Narrow the data below down to the lines containing "color".

--- start of SUPPLIED ENTRIES ---

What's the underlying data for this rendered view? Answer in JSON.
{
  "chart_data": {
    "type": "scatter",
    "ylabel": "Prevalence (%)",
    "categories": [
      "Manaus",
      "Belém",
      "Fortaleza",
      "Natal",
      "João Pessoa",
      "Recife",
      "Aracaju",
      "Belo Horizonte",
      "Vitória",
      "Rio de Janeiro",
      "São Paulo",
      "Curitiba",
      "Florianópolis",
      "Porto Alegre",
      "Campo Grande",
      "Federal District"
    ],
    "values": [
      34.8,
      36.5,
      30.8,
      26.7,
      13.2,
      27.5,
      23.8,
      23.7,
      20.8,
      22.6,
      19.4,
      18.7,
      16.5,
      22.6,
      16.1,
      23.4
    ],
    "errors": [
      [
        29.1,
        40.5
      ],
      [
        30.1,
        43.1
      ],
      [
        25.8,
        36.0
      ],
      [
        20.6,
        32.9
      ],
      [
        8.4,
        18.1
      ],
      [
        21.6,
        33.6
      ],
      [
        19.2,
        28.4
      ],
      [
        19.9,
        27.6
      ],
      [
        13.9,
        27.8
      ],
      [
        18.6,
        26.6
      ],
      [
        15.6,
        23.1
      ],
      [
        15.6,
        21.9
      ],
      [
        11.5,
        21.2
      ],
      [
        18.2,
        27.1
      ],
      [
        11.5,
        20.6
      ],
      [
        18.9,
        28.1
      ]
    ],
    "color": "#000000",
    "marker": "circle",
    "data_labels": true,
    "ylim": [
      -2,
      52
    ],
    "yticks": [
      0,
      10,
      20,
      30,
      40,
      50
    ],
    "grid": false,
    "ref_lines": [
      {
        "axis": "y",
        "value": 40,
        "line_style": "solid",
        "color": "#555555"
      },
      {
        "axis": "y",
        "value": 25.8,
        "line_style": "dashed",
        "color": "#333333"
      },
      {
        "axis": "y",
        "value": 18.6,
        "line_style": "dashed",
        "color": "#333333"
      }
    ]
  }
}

--- end of SUPPLIED ENTRIES ---

• **RESULT OF THIS TASK**
    "color": "#000000",
        "color": "#555555"
        "color": "#333333"
        "color": "#333333"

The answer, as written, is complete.